- _Working data_:
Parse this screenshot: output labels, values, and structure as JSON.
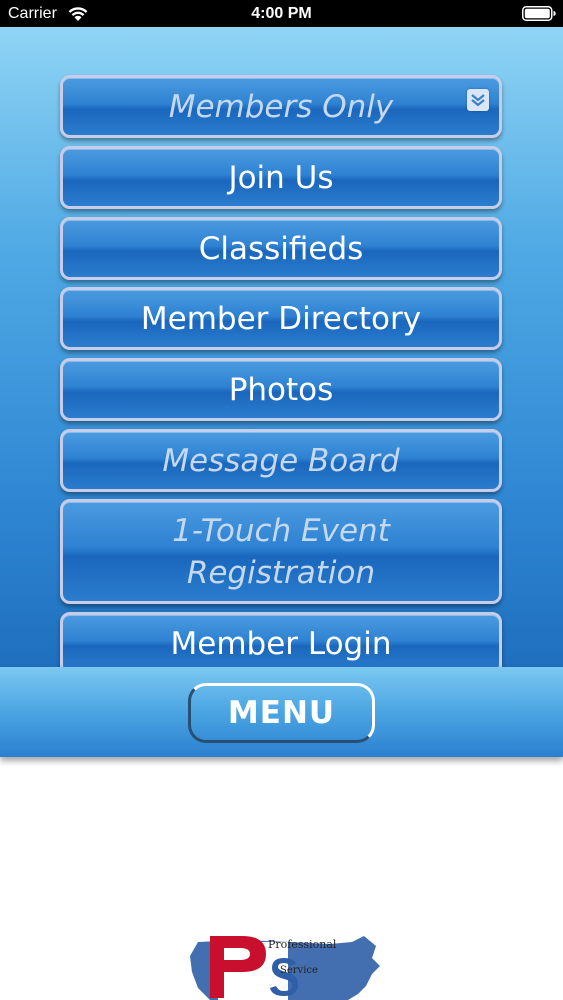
{
  "status_bar": {
    "carrier": "Carrier",
    "time": "4:00 PM",
    "wifi_icon": "wifi-icon",
    "battery_icon": "battery-icon"
  },
  "menu": {
    "items": [
      {
        "label": "Members Only",
        "enabled": false,
        "has_expand_icon": true
      },
      {
        "label": "Join Us",
        "enabled": true
      },
      {
        "label": "Classifieds",
        "enabled": true
      },
      {
        "label": "Member Directory",
        "enabled": true
      },
      {
        "label": "Photos",
        "enabled": true
      },
      {
        "label": "Message Board",
        "enabled": false
      },
      {
        "label_line1": "1-Touch Event",
        "label_line2": "Registration",
        "enabled": false
      },
      {
        "label": "Member Login",
        "enabled": true
      }
    ],
    "expand_icon": "chevron-double-down-icon"
  },
  "menu_bar": {
    "button_label": "MENU"
  },
  "logo": {
    "text_top": "Professional",
    "text_bottom": "Service",
    "icon": "usa-map-logo"
  },
  "colors": {
    "panel_top": "#8fd4f5",
    "panel_bottom": "#1f6fbe",
    "button_border": "#c7cde8",
    "disabled_text": "#c6d8ee",
    "logo_red": "#c8102e",
    "logo_blue": "#2f5fa8"
  }
}
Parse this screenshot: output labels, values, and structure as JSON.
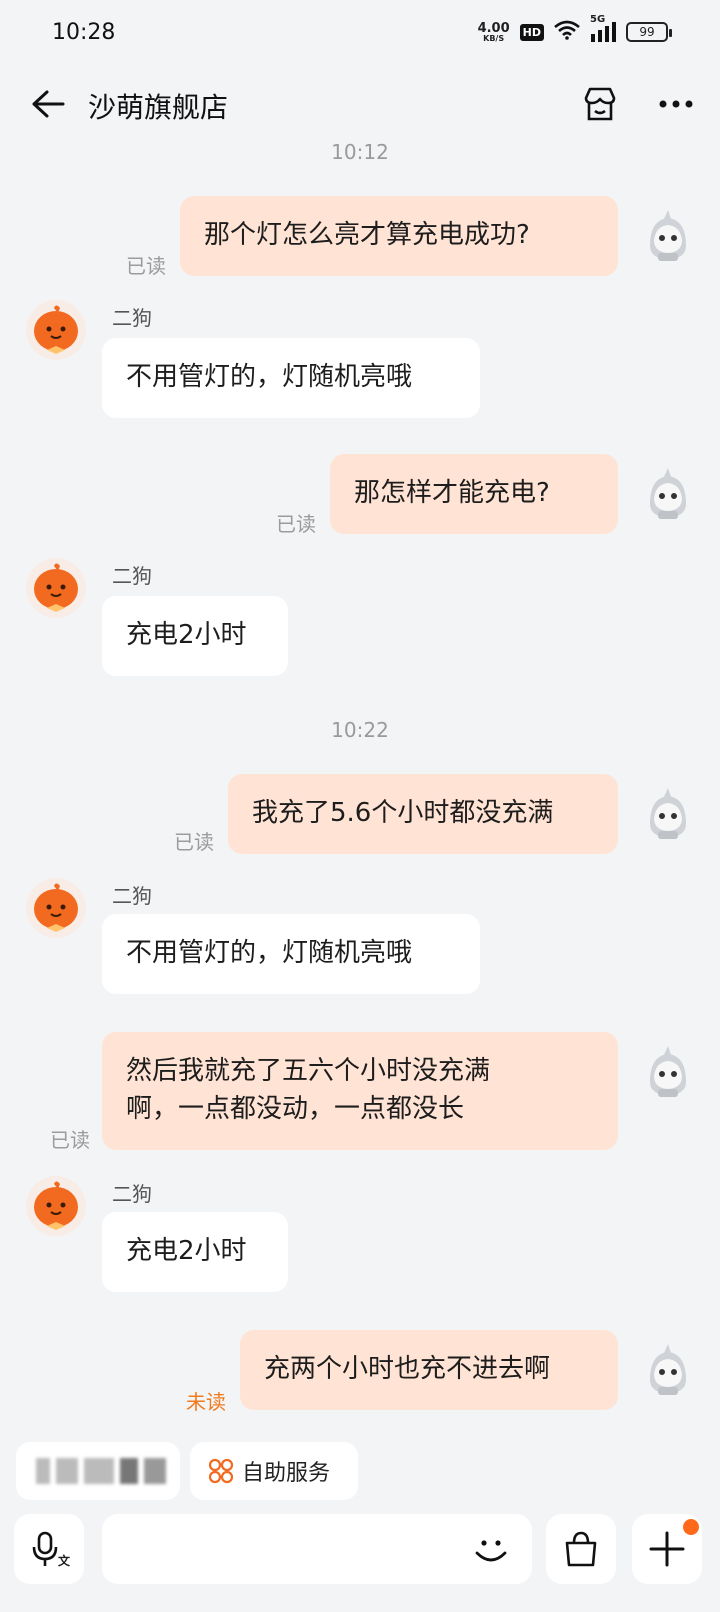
{
  "status_bar": {
    "time": "10:28",
    "net_speed_value": "4.00",
    "net_speed_unit": "KB/S",
    "hd_label": "HD",
    "signal_label": "5G",
    "battery": "99"
  },
  "header": {
    "title": "沙萌旗舰店"
  },
  "timestamps": [
    "10:12",
    "10:22"
  ],
  "messages": [
    {
      "from": "me",
      "text": "那个灯怎么亮才算充电成功?",
      "status": "已读"
    },
    {
      "from": "shop",
      "sender": "二狗",
      "text": "不用管灯的，灯随机亮哦"
    },
    {
      "from": "me",
      "text": "那怎样才能充电?",
      "status": "已读"
    },
    {
      "from": "shop",
      "sender": "二狗",
      "text": "充电2小时"
    },
    {
      "from": "me",
      "text": "我充了5.6个小时都没充满",
      "status": "已读"
    },
    {
      "from": "shop",
      "sender": "二狗",
      "text": "不用管灯的，灯随机亮哦"
    },
    {
      "from": "me",
      "text_line1": "然后我就充了五六个小时没充满",
      "text_line2": "啊，一点都没动，一点都没长",
      "status": "已读"
    },
    {
      "from": "shop",
      "sender": "二狗",
      "text": "充电2小时"
    },
    {
      "from": "me",
      "text": "充两个小时也充不进去啊",
      "status": "未读"
    }
  ],
  "quick_chips": {
    "self_service_label": "自助服务"
  },
  "input": {
    "placeholder": "",
    "voice_text_label": "文"
  },
  "colors": {
    "my_bubble": "#ffe3d4",
    "shop_bubble": "#ffffff",
    "unread": "#f07a1e",
    "notification_dot": "#ff6a1a"
  }
}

- _Task to complete_:
Leave out the pictures and transcribe everything else exactly.

- _Task solution_:
Parse this screenshot: output labels, values, and structure as JSON.
{
  "status_bar": {
    "carrier": "Carrier",
    "time": "4:00 PM",
    "wifi_icon": "wifi-icon",
    "battery_icon": "battery-icon"
  },
  "menu": {
    "items": [
      {
        "label": "Members Only",
        "enabled": false,
        "has_expand_icon": true
      },
      {
        "label": "Join Us",
        "enabled": true
      },
      {
        "label": "Classifieds",
        "enabled": true
      },
      {
        "label": "Member Directory",
        "enabled": true
      },
      {
        "label": "Photos",
        "enabled": true
      },
      {
        "label": "Message Board",
        "enabled": false
      },
      {
        "label_line1": "1-Touch Event",
        "label_line2": "Registration",
        "enabled": false
      },
      {
        "label": "Member Login",
        "enabled": true
      }
    ],
    "expand_icon": "chevron-double-down-icon"
  },
  "menu_bar": {
    "button_label": "MENU"
  },
  "logo": {
    "text_top": "Professional",
    "text_bottom": "Service",
    "icon": "usa-map-logo"
  },
  "colors": {
    "panel_top": "#8fd4f5",
    "panel_bottom": "#1f6fbe",
    "button_border": "#c7cde8",
    "disabled_text": "#c6d8ee",
    "logo_red": "#c8102e",
    "logo_blue": "#2f5fa8"
  }
}
Parse this screenshot: output labels, values, and structure as JSON.
{
  "status_bar": {
    "time": "10:28",
    "net_speed_value": "4.00",
    "net_speed_unit": "KB/S",
    "hd_label": "HD",
    "signal_label": "5G",
    "battery": "99"
  },
  "header": {
    "title": "沙萌旗舰店"
  },
  "timestamps": [
    "10:12",
    "10:22"
  ],
  "messages": [
    {
      "from": "me",
      "text": "那个灯怎么亮才算充电成功?",
      "status": "已读"
    },
    {
      "from": "shop",
      "sender": "二狗",
      "text": "不用管灯的，灯随机亮哦"
    },
    {
      "from": "me",
      "text": "那怎样才能充电?",
      "status": "已读"
    },
    {
      "from": "shop",
      "sender": "二狗",
      "text": "充电2小时"
    },
    {
      "from": "me",
      "text": "我充了5.6个小时都没充满",
      "status": "已读"
    },
    {
      "from": "shop",
      "sender": "二狗",
      "text": "不用管灯的，灯随机亮哦"
    },
    {
      "from": "me",
      "text_line1": "然后我就充了五六个小时没充满",
      "text_line2": "啊，一点都没动，一点都没长",
      "status": "已读"
    },
    {
      "from": "shop",
      "sender": "二狗",
      "text": "充电2小时"
    },
    {
      "from": "me",
      "text": "充两个小时也充不进去啊",
      "status": "未读"
    }
  ],
  "quick_chips": {
    "self_service_label": "自助服务"
  },
  "input": {
    "placeholder": "",
    "voice_text_label": "文"
  },
  "colors": {
    "my_bubble": "#ffe3d4",
    "shop_bubble": "#ffffff",
    "unread": "#f07a1e",
    "notification_dot": "#ff6a1a"
  }
}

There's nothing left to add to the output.